Each entry must be reproduced precisely as it stands.

^^^^^^^^

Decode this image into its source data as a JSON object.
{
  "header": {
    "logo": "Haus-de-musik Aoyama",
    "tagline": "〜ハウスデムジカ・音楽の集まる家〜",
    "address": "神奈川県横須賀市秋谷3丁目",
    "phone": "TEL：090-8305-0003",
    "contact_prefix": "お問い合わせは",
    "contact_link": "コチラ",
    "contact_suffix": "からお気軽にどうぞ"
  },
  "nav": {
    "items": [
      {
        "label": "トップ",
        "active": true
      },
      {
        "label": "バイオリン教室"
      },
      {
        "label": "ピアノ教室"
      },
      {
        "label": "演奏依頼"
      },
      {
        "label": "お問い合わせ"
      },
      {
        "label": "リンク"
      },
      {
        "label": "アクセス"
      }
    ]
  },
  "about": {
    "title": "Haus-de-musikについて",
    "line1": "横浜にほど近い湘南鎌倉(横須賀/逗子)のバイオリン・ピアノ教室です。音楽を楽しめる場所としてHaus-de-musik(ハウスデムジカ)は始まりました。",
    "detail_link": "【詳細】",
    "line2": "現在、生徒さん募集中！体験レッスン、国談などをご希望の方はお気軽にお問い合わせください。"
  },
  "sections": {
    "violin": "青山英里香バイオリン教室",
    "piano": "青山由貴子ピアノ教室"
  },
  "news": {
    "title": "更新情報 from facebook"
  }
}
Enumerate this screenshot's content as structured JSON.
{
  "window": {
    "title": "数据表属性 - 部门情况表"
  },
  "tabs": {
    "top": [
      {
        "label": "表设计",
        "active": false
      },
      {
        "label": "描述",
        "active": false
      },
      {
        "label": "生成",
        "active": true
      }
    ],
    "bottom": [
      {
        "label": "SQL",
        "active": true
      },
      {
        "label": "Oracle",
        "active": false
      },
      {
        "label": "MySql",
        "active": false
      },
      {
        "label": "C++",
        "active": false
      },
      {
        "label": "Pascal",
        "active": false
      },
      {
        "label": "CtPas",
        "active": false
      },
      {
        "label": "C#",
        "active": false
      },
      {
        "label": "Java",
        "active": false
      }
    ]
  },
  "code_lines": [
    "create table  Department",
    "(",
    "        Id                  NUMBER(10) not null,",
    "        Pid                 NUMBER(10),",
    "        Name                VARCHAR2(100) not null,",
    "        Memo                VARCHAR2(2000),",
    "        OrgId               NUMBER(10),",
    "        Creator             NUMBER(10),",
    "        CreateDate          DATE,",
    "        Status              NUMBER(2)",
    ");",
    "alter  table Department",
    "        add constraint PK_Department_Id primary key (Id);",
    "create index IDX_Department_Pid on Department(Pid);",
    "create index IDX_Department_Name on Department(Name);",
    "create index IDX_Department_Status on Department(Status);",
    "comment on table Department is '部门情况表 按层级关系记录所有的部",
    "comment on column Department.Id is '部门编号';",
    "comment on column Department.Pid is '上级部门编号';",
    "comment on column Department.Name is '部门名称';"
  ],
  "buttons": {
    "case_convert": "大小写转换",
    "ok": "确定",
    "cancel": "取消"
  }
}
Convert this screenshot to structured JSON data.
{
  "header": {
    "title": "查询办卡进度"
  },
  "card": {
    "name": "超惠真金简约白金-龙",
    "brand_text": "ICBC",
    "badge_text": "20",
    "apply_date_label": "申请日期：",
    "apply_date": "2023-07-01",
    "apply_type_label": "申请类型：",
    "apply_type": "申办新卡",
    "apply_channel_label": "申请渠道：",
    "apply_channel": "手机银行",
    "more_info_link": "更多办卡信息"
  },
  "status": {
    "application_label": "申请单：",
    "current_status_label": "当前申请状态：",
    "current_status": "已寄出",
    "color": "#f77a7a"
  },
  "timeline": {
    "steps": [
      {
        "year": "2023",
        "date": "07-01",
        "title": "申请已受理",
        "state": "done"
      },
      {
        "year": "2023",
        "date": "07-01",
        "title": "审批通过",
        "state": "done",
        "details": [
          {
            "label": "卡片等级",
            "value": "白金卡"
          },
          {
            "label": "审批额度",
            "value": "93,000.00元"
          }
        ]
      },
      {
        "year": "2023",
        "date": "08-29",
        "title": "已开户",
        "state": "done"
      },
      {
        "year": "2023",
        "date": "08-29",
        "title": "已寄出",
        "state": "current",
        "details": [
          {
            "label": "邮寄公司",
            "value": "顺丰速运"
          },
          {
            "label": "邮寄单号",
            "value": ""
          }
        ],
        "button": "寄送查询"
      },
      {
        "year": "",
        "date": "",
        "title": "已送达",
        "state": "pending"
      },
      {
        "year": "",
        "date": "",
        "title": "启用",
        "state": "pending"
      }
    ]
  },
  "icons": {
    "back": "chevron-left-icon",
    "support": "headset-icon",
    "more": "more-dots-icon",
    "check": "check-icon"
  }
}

^^^^^^^^

_CORRECT ANSWER:_
Decode this image into its source data as a JSON object.
{
  "header": {
    "logo": "Haus-de-musik Aoyama",
    "tagline": "〜ハウスデムジカ・音楽の集まる家〜",
    "address": "神奈川県横須賀市秋谷3丁目",
    "phone": "TEL：090-8305-0003",
    "contact_prefix": "お問い合わせは",
    "contact_link": "コチラ",
    "contact_suffix": "からお気軽にどうぞ"
  },
  "nav": {
    "items": [
      {
        "label": "トップ",
        "active": true
      },
      {
        "label": "バイオリン教室"
      },
      {
        "label": "ピアノ教室"
      },
      {
        "label": "演奏依頼"
      },
      {
        "label": "お問い合わせ"
      },
      {
        "label": "リンク"
      },
      {
        "label": "アクセス"
      }
    ]
  },
  "about": {
    "title": "Haus-de-musikについて",
    "line1": "横浜にほど近い湘南鎌倉(横須賀/逗子)のバイオリン・ピアノ教室です。音楽を楽しめる場所としてHaus-de-musik(ハウスデムジカ)は始まりました。",
    "detail_link": "【詳細】",
    "line2": "現在、生徒さん募集中！体験レッスン、国談などをご希望の方はお気軽にお問い合わせください。"
  },
  "sections": {
    "violin": "青山英里香バイオリン教室",
    "piano": "青山由貴子ピアノ教室"
  },
  "news": {
    "title": "更新情報 from facebook"
  }
}
Enumerate this screenshot's content as structured JSON.
{
  "window": {
    "title": "数据表属性 - 部门情况表"
  },
  "tabs": {
    "top": [
      {
        "label": "表设计",
        "active": false
      },
      {
        "label": "描述",
        "active": false
      },
      {
        "label": "生成",
        "active": true
      }
    ],
    "bottom": [
      {
        "label": "SQL",
        "active": true
      },
      {
        "label": "Oracle",
        "active": false
      },
      {
        "label": "MySql",
        "active": false
      },
      {
        "label": "C++",
        "active": false
      },
      {
        "label": "Pascal",
        "active": false
      },
      {
        "label": "CtPas",
        "active": false
      },
      {
        "label": "C#",
        "active": false
      },
      {
        "label": "Java",
        "active": false
      }
    ]
  },
  "code_lines": [
    "create table  Department",
    "(",
    "        Id                  NUMBER(10) not null,",
    "        Pid                 NUMBER(10),",
    "        Name                VARCHAR2(100) not null,",
    "        Memo                VARCHAR2(2000),",
    "        OrgId               NUMBER(10),",
    "        Creator             NUMBER(10),",
    "        CreateDate          DATE,",
    "        Status              NUMBER(2)",
    ");",
    "alter  table Department",
    "        add constraint PK_Department_Id primary key (Id);",
    "create index IDX_Department_Pid on Department(Pid);",
    "create index IDX_Department_Name on Department(Name);",
    "create index IDX_Department_Status on Department(Status);",
    "comment on table Department is '部门情况表 按层级关系记录所有的部",
    "comment on column Department.Id is '部门编号';",
    "comment on column Department.Pid is '上级部门编号';",
    "comment on column Department.Name is '部门名称';"
  ],
  "buttons": {
    "case_convert": "大小写转换",
    "ok": "确定",
    "cancel": "取消"
  }
}
Convert this screenshot to structured JSON data.
{
  "header": {
    "title": "查询办卡进度"
  },
  "card": {
    "name": "超惠真金简约白金-龙",
    "brand_text": "ICBC",
    "badge_text": "20",
    "apply_date_label": "申请日期：",
    "apply_date": "2023-07-01",
    "apply_type_label": "申请类型：",
    "apply_type": "申办新卡",
    "apply_channel_label": "申请渠道：",
    "apply_channel": "手机银行",
    "more_info_link": "更多办卡信息"
  },
  "status": {
    "application_label": "申请单：",
    "current_status_label": "当前申请状态：",
    "current_status": "已寄出",
    "color": "#f77a7a"
  },
  "timeline": {
    "steps": [
      {
        "year": "2023",
        "date": "07-01",
        "title": "申请已受理",
        "state": "done"
      },
      {
        "year": "2023",
        "date": "07-01",
        "title": "审批通过",
        "state": "done",
        "details": [
          {
            "label": "卡片等级",
            "value": "白金卡"
          },
          {
            "label": "审批额度",
            "value": "93,000.00元"
          }
        ]
      },
      {
        "year": "2023",
        "date": "08-29",
        "title": "已开户",
        "state": "done"
      },
      {
        "year": "2023",
        "date": "08-29",
        "title": "已寄出",
        "state": "current",
        "details": [
          {
            "label": "邮寄公司",
            "value": "顺丰速运"
          },
          {
            "label": "邮寄单号",
            "value": ""
          }
        ],
        "button": "寄送查询"
      },
      {
        "year": "",
        "date": "",
        "title": "已送达",
        "state": "pending"
      },
      {
        "year": "",
        "date": "",
        "title": "启用",
        "state": "pending"
      }
    ]
  },
  "icons": {
    "back": "chevron-left-icon",
    "support": "headset-icon",
    "more": "more-dots-icon",
    "check": "check-icon"
  }
}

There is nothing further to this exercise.